**What is needed:** Each line that holds the word "name" should be returned.

[Dataset listings of figures]
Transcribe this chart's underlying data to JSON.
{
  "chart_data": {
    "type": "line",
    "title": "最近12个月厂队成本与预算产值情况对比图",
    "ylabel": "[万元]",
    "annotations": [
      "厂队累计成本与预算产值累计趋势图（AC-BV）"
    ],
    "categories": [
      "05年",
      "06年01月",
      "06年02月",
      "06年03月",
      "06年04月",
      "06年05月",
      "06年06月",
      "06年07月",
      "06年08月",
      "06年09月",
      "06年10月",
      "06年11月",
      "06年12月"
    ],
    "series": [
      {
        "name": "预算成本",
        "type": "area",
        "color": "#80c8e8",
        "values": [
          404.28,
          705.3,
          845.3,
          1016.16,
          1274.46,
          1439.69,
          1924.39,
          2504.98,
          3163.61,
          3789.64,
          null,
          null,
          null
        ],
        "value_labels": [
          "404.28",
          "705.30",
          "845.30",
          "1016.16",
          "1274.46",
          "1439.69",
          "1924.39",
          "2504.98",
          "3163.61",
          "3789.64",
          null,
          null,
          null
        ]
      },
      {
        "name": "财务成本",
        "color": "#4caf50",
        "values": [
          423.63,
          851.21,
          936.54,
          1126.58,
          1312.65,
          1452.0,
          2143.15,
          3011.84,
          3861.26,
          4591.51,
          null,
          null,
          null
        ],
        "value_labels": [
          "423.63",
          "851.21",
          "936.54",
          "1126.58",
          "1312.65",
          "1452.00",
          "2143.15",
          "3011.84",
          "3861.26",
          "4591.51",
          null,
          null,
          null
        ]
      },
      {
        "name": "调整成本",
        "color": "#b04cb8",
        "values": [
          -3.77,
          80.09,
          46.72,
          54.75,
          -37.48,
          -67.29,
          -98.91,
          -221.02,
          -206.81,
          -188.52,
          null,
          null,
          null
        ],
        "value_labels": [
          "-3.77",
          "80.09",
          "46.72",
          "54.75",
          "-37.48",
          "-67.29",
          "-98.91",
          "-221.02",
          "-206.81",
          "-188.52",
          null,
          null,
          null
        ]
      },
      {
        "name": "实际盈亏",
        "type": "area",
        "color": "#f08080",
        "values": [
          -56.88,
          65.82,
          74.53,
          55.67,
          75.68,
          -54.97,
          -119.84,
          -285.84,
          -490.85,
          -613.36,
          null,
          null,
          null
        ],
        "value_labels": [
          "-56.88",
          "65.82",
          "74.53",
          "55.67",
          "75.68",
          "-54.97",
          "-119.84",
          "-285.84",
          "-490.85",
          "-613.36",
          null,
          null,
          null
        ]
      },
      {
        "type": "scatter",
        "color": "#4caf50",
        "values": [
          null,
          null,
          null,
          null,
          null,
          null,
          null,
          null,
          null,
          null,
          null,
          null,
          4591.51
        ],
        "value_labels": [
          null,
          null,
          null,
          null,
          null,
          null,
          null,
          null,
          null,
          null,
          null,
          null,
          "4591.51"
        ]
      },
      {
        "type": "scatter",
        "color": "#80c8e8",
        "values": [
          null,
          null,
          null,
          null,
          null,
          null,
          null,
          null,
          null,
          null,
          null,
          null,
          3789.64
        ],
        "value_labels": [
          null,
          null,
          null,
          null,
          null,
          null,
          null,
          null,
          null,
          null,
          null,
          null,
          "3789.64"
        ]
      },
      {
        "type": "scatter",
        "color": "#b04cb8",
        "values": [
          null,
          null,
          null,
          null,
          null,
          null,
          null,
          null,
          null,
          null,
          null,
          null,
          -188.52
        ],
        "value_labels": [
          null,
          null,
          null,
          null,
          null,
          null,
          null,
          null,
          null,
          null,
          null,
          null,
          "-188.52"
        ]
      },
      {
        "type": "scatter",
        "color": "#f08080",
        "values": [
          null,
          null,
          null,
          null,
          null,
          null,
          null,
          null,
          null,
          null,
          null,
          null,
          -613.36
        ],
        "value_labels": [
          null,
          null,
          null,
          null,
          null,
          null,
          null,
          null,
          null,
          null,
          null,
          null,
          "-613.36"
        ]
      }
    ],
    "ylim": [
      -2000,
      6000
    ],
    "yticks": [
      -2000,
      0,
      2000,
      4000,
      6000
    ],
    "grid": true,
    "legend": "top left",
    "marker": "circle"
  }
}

**Solution to the exercise:**
        "name": "预算成本",
        "name": "财务成本",
        "name": "调整成本",
        "name": "实际盈亏",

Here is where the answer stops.